● Short problem: Where the string "automatically" occurs in the material below, report the whole line.

>> BEGIN

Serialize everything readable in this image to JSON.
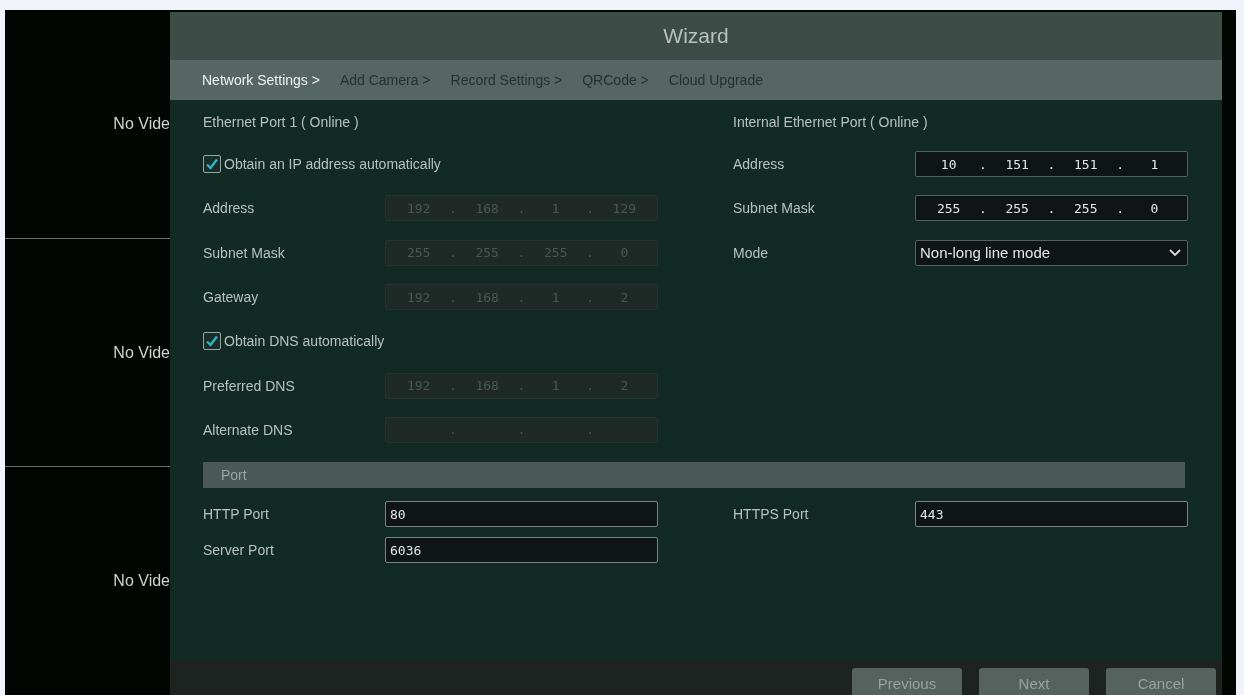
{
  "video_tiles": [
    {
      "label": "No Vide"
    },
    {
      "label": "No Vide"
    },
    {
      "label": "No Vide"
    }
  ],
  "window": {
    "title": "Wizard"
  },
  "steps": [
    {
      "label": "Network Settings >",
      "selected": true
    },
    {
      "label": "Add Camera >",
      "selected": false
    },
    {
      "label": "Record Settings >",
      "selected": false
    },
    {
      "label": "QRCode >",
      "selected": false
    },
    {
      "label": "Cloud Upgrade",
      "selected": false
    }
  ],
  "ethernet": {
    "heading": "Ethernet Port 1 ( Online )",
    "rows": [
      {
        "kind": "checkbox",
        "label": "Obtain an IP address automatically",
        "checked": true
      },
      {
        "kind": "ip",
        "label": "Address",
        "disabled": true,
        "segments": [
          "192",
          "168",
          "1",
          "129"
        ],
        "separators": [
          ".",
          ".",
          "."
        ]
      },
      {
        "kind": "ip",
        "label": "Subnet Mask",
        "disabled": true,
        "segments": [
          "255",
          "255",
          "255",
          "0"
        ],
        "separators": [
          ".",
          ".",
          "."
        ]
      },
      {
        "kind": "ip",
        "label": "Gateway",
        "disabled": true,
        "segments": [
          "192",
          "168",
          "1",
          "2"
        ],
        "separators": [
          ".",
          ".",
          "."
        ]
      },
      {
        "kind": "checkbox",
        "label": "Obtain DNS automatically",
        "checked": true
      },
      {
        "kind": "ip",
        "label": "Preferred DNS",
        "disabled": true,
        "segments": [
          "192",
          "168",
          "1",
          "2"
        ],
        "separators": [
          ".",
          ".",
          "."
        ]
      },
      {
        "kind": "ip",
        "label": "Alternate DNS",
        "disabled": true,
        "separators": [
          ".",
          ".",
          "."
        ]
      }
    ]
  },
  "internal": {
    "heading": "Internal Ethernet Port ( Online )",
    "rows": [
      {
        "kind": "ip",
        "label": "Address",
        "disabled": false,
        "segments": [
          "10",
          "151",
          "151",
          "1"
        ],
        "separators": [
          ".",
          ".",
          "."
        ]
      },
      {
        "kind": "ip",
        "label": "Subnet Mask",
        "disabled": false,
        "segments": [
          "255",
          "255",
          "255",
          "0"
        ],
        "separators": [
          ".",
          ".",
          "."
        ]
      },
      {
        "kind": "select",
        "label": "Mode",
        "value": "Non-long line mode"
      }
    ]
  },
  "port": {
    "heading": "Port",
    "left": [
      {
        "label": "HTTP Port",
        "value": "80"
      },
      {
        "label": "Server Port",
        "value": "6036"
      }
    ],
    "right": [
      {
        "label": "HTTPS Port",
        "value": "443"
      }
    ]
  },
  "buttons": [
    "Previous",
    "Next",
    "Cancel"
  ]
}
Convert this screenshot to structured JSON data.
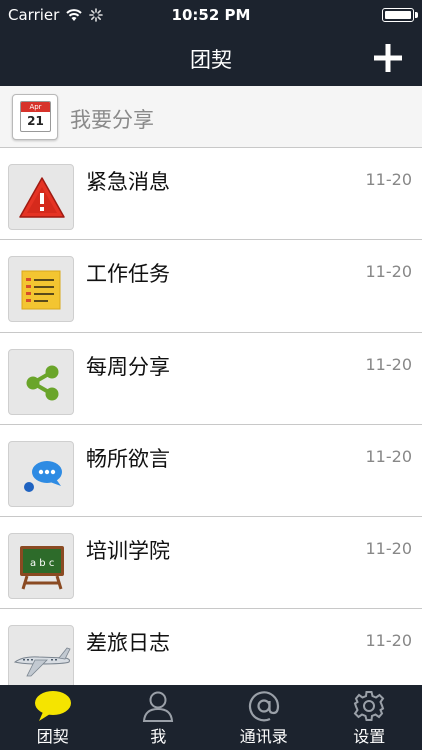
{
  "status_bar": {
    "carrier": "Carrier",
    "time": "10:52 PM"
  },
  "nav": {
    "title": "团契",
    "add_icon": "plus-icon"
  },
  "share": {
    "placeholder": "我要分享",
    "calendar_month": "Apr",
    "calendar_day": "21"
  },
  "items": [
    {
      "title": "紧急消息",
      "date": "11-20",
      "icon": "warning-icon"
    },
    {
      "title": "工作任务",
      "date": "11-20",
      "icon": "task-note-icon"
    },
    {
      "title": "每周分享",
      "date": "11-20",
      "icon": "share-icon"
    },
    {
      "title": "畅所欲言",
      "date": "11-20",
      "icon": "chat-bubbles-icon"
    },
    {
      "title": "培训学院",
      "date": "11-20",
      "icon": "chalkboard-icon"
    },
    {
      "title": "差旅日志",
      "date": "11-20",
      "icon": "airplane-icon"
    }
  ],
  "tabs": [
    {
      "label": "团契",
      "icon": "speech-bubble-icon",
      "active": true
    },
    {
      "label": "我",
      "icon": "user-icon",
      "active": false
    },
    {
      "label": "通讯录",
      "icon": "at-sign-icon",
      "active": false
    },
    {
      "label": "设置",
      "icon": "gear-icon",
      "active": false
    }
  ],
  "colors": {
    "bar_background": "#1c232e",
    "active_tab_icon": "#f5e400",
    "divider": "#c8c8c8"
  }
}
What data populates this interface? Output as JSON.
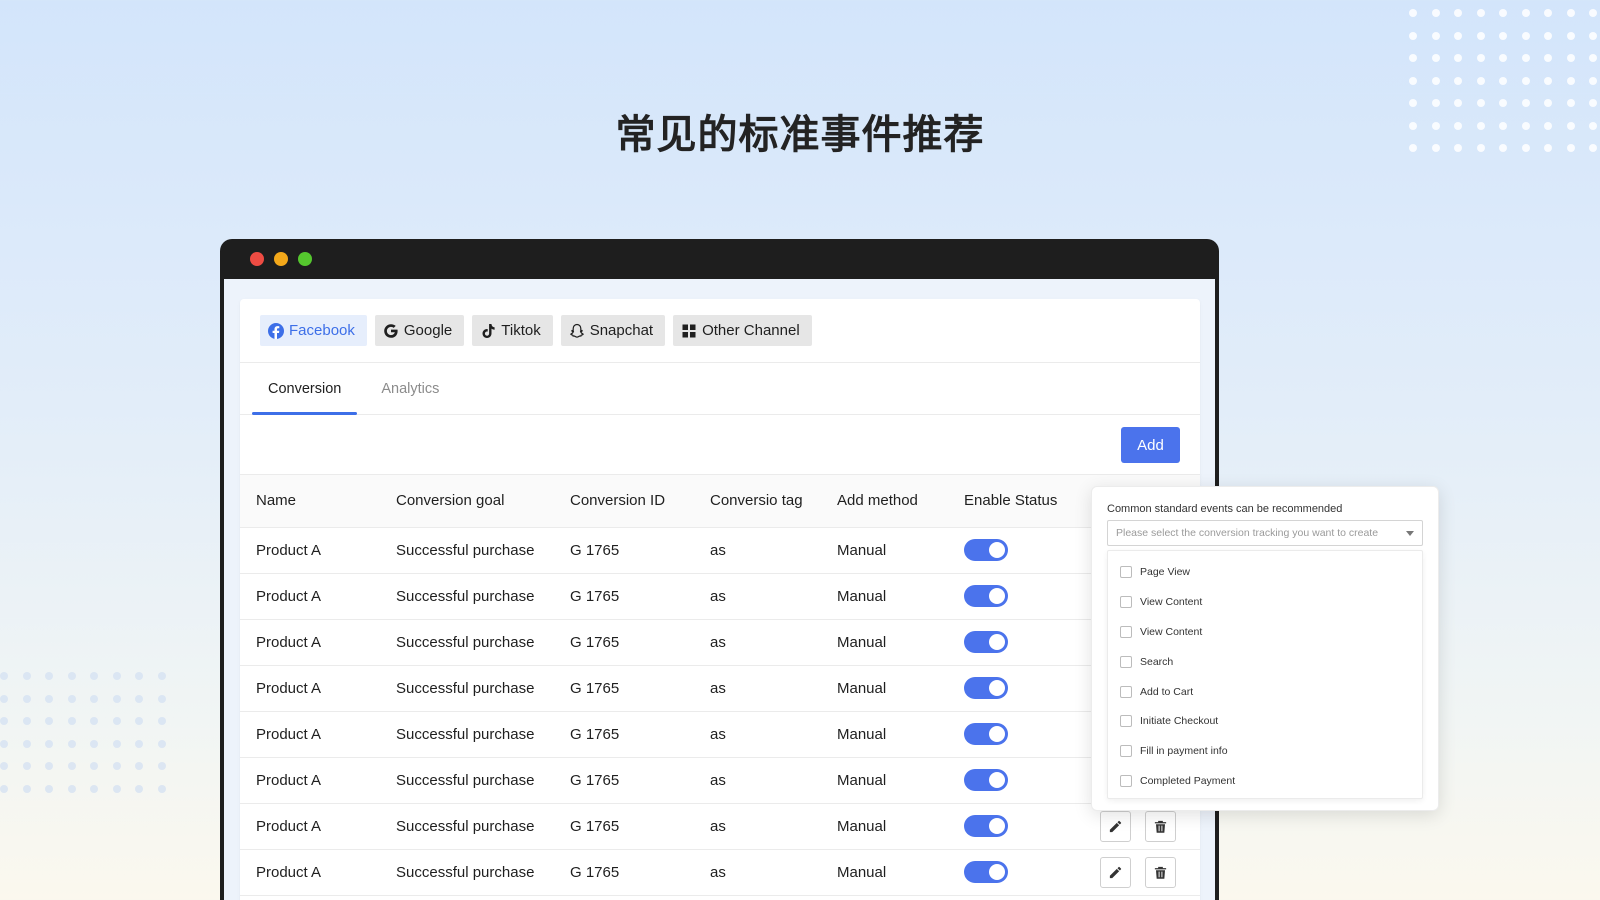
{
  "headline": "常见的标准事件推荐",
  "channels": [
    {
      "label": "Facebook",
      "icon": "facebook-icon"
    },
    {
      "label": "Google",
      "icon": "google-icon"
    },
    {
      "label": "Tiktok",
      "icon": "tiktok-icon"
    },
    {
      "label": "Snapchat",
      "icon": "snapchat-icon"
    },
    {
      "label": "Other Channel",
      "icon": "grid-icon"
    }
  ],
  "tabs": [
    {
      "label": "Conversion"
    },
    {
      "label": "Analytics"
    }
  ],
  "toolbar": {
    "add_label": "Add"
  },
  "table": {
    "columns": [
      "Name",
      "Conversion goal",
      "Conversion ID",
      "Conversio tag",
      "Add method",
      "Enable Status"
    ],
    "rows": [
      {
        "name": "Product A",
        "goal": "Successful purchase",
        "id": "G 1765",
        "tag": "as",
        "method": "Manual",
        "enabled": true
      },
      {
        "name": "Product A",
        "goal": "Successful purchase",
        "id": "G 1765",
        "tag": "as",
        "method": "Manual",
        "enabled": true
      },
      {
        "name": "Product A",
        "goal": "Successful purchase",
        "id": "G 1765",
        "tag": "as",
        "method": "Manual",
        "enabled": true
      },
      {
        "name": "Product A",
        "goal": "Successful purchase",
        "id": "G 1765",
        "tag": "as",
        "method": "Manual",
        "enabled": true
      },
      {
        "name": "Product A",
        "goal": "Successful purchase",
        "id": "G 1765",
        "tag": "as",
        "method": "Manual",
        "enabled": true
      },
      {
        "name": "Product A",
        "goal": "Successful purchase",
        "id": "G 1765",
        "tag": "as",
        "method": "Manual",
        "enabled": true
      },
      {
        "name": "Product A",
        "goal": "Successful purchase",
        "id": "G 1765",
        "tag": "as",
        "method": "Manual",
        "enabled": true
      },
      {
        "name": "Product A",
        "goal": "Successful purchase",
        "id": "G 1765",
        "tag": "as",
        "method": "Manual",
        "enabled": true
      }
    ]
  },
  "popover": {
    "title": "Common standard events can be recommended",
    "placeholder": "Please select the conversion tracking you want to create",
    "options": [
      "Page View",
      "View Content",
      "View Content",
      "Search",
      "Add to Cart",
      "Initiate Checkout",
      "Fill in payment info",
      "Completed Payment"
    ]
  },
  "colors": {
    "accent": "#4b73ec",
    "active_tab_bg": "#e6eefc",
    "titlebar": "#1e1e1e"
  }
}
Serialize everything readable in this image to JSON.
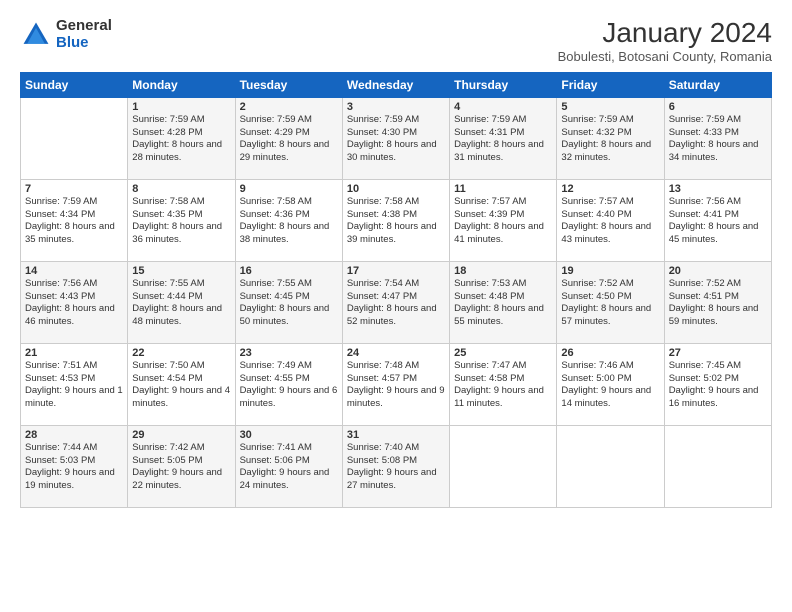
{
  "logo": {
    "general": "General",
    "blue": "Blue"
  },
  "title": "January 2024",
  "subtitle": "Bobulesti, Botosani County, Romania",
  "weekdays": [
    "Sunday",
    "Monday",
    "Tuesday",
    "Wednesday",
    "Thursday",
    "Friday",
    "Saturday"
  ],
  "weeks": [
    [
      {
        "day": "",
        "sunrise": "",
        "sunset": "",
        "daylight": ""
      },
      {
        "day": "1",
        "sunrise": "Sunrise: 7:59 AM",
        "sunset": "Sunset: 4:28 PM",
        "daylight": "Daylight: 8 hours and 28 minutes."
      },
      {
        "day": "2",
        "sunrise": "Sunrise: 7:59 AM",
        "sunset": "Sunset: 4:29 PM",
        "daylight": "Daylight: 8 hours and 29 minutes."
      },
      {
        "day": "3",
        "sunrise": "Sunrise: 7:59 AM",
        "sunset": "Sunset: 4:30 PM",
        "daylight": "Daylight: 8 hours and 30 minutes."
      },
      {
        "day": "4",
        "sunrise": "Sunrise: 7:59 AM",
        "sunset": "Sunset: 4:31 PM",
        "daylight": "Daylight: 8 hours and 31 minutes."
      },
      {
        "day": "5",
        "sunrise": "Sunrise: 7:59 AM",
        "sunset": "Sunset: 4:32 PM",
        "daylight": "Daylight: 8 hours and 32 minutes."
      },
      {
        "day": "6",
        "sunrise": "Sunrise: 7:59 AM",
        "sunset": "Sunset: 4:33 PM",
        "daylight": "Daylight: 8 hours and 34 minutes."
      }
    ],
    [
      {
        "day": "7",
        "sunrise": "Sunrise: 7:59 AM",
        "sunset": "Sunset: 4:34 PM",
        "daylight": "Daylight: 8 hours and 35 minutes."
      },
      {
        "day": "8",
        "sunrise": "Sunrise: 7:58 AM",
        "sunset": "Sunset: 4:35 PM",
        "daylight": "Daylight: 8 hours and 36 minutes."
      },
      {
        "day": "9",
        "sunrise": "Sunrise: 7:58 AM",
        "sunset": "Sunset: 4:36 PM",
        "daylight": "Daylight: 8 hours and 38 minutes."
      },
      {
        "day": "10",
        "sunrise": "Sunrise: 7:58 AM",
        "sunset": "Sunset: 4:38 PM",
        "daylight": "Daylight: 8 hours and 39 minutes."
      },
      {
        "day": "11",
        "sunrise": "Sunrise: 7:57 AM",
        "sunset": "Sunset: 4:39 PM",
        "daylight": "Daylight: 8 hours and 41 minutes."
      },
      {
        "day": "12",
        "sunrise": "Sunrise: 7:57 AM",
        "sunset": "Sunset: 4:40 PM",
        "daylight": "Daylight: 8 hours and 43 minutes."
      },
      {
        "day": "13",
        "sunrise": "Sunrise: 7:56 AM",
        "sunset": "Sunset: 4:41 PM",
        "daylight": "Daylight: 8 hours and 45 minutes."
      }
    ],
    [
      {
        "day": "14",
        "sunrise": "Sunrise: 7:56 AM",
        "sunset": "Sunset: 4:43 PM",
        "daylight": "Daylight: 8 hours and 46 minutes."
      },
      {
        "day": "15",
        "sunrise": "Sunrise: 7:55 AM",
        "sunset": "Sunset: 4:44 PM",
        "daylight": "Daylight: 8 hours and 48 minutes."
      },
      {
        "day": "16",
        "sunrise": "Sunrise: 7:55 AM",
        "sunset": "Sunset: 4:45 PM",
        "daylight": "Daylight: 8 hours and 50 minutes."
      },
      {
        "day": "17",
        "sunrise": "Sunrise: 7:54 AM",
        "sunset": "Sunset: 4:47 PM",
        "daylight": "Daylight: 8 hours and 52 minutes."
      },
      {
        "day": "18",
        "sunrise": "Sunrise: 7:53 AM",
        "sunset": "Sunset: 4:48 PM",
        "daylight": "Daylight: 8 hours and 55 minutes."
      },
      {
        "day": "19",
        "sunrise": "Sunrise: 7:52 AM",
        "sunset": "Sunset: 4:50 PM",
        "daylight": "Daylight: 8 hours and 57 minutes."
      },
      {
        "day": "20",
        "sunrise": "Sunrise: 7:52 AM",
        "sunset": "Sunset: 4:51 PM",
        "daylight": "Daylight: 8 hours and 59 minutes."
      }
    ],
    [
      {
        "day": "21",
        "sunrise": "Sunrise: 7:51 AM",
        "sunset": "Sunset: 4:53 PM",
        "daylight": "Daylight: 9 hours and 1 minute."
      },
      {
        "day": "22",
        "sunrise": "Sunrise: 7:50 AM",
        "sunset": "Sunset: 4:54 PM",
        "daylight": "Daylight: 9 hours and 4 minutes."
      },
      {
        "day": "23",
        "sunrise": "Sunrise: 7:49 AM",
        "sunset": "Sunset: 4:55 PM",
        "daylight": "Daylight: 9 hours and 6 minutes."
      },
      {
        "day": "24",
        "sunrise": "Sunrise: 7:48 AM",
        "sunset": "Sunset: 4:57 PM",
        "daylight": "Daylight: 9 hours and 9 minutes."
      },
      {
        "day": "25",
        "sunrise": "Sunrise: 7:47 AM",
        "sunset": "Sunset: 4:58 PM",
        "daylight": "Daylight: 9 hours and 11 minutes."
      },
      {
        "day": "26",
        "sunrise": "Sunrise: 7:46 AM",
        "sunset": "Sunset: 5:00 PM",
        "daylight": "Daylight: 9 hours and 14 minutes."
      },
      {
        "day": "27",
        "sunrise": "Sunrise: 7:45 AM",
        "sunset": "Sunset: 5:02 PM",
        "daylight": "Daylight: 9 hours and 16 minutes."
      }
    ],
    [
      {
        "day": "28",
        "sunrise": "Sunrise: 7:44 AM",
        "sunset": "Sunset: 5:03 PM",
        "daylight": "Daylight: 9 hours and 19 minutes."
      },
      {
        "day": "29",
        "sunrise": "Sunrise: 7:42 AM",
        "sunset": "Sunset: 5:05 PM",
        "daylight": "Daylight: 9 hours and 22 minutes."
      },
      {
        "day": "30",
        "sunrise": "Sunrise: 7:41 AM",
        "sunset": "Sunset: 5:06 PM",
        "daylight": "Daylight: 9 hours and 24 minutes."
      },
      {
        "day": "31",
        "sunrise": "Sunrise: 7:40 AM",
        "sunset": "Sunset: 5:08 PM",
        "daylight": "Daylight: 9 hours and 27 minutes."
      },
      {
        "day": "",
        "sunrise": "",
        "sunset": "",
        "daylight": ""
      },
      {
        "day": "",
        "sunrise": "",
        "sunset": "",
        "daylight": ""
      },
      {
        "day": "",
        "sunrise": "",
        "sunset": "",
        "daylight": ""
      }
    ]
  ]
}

>> END

● The output:
        "label": "Obtain an IP address automatically",
        "label": "Obtain DNS automatically",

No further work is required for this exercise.